**EXERCISE OBJECTIVE:** Within the records that follow, find every line containing the string "данное". Copy those lines.

**Data records:**
◆ ◆ ◆ ◆ ◆ ◆ ◆

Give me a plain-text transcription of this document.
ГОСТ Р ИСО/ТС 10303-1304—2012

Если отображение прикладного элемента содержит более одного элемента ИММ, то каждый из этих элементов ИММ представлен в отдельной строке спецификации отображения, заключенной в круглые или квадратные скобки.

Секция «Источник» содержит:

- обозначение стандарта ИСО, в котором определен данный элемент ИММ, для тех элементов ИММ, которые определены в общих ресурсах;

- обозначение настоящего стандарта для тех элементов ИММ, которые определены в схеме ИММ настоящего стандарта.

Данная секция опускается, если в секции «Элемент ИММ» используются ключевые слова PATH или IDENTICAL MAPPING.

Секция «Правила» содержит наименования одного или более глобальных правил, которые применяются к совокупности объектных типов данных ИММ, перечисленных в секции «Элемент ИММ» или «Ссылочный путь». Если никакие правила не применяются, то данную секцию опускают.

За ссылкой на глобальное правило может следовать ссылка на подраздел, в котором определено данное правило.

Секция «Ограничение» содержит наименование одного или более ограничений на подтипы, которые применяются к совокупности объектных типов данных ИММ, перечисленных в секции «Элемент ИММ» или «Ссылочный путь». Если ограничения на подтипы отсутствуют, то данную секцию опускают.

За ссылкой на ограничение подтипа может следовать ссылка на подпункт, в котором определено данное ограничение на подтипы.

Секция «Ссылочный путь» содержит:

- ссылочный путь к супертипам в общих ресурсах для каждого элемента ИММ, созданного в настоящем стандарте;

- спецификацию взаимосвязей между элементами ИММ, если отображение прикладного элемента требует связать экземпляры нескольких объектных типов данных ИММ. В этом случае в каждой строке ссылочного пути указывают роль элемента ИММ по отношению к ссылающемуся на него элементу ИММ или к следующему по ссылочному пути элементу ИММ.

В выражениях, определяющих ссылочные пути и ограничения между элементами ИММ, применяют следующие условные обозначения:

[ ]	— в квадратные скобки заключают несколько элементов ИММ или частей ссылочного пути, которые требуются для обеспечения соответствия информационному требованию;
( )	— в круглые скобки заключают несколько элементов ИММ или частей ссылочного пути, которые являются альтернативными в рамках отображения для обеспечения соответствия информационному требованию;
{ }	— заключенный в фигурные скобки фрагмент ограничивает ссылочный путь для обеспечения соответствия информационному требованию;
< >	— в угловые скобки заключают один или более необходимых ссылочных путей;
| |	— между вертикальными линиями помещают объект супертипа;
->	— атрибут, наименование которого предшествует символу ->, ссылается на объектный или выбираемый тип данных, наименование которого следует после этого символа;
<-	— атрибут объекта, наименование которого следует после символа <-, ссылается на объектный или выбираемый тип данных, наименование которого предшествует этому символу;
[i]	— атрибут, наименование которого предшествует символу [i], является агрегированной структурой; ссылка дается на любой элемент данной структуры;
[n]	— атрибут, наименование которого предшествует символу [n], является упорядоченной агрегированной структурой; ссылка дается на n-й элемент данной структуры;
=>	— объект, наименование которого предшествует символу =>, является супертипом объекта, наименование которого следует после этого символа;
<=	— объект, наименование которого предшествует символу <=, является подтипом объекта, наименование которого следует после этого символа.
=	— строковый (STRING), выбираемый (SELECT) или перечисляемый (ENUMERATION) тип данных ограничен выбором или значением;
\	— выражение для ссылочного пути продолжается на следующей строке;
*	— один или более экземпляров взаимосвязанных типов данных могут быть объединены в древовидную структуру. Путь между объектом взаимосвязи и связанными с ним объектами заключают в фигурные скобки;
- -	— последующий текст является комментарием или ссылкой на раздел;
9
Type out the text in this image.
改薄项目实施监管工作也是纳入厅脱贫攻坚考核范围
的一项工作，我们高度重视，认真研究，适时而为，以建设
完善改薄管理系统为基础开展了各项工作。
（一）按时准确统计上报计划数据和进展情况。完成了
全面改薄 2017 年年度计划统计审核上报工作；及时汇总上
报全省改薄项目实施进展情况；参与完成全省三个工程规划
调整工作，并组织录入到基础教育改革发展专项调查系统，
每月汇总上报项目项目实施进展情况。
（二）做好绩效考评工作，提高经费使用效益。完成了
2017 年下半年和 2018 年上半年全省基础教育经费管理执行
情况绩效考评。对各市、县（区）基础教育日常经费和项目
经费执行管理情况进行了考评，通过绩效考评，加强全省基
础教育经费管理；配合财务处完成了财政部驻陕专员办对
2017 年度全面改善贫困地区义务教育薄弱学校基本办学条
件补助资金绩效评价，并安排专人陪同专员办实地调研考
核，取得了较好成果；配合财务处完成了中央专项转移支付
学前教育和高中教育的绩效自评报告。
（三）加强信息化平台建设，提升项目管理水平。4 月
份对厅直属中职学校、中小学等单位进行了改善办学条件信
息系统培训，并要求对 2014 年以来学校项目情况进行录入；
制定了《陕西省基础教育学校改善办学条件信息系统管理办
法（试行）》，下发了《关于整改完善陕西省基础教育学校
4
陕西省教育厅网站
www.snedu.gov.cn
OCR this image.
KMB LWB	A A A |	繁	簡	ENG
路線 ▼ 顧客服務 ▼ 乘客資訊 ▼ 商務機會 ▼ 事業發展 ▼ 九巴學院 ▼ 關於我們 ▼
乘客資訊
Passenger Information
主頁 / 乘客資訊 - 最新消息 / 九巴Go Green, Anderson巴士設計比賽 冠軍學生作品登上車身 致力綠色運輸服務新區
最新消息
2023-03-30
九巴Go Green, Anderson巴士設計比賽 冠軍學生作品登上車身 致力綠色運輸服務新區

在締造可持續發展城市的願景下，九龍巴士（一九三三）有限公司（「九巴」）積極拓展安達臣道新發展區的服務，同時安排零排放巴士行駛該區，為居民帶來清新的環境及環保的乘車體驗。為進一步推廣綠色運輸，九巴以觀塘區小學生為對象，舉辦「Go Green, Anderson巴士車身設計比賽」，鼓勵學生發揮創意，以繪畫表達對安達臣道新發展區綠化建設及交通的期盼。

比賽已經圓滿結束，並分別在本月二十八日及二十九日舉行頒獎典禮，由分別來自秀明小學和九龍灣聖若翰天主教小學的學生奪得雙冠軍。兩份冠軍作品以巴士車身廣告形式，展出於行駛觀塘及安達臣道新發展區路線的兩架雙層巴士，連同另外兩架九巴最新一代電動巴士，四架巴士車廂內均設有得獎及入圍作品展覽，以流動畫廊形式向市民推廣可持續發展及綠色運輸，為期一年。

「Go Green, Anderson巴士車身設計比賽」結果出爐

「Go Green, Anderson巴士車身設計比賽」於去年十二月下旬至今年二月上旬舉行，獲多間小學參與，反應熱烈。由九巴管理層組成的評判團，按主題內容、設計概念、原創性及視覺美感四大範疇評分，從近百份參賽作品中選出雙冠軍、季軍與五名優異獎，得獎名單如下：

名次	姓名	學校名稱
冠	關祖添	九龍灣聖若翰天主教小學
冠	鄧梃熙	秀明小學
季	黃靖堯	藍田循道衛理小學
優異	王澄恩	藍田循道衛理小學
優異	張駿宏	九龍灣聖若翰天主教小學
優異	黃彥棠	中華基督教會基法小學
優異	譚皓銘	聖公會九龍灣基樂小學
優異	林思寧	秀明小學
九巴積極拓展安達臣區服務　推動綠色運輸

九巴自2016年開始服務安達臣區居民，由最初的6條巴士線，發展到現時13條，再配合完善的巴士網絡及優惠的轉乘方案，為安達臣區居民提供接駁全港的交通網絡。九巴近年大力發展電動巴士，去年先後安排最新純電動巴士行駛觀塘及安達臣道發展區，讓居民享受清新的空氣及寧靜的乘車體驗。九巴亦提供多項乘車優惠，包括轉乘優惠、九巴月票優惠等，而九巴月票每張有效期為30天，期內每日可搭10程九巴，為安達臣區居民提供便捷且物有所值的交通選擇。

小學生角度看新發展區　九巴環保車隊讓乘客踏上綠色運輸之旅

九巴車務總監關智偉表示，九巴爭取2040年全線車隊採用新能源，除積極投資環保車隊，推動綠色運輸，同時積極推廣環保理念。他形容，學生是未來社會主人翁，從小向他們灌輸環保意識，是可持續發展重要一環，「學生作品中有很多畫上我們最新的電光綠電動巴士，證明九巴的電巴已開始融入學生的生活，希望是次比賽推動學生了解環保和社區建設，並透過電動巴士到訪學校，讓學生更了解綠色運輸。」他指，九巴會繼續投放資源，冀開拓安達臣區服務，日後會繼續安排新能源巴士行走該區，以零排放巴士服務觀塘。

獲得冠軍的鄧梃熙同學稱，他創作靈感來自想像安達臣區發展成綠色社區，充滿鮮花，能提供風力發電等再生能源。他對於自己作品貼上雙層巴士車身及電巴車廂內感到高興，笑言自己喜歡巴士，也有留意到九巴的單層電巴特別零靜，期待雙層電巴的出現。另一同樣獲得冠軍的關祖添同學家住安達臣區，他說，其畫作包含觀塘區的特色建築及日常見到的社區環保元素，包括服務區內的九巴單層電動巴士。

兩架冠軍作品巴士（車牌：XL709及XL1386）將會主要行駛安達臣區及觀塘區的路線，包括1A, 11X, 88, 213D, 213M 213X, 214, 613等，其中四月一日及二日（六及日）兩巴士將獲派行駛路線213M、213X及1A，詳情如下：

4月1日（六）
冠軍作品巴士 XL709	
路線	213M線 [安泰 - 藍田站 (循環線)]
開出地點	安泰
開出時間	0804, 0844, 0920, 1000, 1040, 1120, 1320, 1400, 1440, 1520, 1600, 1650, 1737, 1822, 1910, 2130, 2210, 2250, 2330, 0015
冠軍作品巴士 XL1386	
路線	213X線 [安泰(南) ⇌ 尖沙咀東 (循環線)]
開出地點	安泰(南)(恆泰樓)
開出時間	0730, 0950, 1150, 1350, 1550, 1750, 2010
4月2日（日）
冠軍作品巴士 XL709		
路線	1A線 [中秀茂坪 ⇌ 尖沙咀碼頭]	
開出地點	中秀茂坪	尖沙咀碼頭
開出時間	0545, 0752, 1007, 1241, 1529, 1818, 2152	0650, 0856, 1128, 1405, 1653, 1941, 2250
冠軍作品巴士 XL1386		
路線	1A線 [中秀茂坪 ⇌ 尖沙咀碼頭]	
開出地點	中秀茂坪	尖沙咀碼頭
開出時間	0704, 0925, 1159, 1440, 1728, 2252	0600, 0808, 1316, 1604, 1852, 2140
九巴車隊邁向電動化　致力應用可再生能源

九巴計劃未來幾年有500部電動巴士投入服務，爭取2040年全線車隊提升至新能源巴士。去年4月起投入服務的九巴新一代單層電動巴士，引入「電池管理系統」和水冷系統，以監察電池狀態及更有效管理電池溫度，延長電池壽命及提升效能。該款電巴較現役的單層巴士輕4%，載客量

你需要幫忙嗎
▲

◆ ◆ ◆ ◆ ◆ ◆ ◆

**RESULT OF THE TASK:**
За ссылкой на глобальное правило может следовать ссылка на подраздел, в котором определено данное правило.
За ссылкой на ограничение подтипа может следовать ссылка на подпункт, в котором определено данное ограничение на подтипы.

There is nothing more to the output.